**** Recorded data ****
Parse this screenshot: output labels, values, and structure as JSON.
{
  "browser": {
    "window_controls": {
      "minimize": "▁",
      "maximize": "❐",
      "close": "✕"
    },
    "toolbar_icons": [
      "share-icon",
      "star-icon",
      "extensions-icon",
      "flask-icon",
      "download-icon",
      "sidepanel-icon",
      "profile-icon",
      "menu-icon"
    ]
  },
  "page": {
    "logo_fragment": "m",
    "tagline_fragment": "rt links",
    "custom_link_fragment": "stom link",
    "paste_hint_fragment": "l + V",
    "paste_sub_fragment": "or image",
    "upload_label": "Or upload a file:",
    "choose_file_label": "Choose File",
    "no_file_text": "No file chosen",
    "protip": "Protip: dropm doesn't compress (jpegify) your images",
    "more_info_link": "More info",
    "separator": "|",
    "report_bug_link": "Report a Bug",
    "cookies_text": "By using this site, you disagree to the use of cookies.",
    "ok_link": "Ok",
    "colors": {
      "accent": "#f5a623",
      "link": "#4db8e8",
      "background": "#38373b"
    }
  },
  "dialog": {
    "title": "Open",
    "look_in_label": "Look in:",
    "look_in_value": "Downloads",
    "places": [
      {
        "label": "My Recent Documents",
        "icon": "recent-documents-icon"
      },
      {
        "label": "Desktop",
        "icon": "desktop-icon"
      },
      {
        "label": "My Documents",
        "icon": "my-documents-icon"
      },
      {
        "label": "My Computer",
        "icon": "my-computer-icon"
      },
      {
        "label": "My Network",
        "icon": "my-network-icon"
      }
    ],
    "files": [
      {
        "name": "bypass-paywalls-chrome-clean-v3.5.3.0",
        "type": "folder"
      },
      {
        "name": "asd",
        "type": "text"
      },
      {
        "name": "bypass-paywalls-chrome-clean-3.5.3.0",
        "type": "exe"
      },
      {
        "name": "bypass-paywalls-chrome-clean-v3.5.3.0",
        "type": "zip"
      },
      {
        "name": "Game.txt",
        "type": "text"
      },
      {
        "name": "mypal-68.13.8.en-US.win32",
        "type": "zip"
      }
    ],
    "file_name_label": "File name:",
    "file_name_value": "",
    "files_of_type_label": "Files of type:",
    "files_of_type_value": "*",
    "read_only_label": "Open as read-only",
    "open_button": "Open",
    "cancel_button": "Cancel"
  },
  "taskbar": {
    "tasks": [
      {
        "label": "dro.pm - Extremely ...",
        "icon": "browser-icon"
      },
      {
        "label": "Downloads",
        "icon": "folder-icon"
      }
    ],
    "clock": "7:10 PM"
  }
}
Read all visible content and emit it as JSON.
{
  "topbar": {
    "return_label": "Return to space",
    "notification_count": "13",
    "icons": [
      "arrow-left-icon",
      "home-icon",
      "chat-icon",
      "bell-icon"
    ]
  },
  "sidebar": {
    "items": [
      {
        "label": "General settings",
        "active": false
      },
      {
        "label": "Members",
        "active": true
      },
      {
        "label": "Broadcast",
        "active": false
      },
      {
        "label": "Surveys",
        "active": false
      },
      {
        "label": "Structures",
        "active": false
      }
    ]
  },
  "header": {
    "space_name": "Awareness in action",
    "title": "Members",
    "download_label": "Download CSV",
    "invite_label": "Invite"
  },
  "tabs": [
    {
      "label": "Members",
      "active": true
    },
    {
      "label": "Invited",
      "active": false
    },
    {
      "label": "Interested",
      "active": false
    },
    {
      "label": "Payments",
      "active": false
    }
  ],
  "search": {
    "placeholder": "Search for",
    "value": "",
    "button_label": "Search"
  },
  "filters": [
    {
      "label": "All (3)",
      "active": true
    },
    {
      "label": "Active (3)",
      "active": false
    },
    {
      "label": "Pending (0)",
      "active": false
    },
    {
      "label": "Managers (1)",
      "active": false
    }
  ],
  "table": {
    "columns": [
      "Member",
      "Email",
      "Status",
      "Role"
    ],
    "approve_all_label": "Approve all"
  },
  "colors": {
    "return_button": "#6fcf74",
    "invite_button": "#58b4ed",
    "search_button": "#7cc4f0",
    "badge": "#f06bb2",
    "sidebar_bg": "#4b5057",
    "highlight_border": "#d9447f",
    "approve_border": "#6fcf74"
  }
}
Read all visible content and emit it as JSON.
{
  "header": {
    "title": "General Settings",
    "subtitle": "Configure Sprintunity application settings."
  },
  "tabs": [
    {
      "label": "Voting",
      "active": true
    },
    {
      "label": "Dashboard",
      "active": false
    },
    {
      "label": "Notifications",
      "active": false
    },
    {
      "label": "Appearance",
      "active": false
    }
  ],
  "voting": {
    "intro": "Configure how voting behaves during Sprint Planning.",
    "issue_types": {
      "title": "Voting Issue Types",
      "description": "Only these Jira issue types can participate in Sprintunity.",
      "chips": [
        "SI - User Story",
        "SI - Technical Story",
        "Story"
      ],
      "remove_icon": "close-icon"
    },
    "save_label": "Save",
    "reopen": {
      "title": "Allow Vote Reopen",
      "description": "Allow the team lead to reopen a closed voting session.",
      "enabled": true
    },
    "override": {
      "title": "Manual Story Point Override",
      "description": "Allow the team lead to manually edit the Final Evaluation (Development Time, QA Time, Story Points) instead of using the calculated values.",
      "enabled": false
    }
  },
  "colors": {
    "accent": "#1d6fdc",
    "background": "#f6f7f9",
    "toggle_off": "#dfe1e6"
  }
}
****
▶ Goal
Pick out every line of the listing containing the word "Configure", and show those lines.

▶ Response to this task
    "subtitle": "Configure Sprintunity application settings."
    "intro": "Configure how voting behaves during Sprint Planning.",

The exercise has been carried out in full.